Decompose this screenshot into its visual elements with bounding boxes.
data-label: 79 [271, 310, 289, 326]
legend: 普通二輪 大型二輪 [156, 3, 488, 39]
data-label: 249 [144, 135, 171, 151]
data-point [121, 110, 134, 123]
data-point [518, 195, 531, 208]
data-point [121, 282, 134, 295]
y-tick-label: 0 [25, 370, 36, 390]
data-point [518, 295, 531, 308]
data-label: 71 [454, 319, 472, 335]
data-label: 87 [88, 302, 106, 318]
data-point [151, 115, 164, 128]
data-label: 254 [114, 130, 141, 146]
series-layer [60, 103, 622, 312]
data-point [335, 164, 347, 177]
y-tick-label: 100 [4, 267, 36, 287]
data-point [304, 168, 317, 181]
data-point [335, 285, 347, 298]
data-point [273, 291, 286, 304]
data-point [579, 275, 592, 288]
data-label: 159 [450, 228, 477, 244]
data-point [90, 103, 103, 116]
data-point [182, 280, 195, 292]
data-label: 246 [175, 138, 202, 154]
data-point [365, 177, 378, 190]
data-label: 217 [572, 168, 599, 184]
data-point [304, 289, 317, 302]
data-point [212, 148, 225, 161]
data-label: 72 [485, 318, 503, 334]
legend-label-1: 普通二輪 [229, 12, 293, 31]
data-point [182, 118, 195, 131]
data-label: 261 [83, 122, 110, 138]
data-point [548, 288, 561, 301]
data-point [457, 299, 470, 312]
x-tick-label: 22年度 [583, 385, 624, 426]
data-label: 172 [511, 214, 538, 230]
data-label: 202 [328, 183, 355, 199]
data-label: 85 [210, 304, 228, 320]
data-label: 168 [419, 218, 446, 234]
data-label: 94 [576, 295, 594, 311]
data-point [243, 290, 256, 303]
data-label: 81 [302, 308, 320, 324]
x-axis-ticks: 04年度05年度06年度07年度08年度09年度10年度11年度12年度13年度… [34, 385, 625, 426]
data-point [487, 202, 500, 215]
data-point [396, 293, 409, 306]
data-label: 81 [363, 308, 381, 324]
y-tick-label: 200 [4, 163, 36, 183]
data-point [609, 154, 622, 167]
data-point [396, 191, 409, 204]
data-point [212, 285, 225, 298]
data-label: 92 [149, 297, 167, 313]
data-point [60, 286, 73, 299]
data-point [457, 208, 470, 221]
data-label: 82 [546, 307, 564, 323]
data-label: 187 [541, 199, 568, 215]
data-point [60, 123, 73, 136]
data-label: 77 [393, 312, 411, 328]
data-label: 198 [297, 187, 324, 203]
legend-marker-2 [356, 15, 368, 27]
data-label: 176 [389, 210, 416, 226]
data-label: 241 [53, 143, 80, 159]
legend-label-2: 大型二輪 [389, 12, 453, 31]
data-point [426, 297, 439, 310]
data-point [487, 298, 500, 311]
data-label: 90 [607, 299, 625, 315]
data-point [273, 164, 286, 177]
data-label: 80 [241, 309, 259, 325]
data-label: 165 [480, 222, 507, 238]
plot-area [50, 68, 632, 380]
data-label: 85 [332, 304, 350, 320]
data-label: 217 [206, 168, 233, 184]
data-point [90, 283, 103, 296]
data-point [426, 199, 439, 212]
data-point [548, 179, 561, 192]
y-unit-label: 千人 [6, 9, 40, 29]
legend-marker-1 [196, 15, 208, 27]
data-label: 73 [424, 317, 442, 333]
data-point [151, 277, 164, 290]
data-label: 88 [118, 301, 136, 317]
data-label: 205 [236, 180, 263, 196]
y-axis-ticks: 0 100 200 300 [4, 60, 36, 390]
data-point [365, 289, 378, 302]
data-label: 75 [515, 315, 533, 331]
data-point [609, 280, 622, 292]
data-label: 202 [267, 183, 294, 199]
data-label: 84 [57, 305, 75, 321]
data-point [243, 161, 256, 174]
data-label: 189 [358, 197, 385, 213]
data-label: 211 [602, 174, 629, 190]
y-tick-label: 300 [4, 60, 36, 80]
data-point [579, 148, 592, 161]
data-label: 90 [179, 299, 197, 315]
....
EXERCISE OBJECTIVE –
Render the entries as a numbered list, leaving out blank lines, starting at the first line of the entries and ending at the line that contains "data-label: 71 [454, 319, 472, 335]".

FULL OUTPUT –
1. Decompose this screenshot into its visual elements with bounding boxes.
2. data-label: 79 [271, 310, 289, 326]
3. legend: 普通二輪 大型二輪 [156, 3, 488, 39]
4. data-label: 249 [144, 135, 171, 151]
5. data-point [121, 110, 134, 123]
6. data-point [518, 195, 531, 208]
7. data-point [121, 282, 134, 295]
8. y-tick-label: 0 [25, 370, 36, 390]
9. data-point [518, 295, 531, 308]
10. data-label: 71 [454, 319, 472, 335]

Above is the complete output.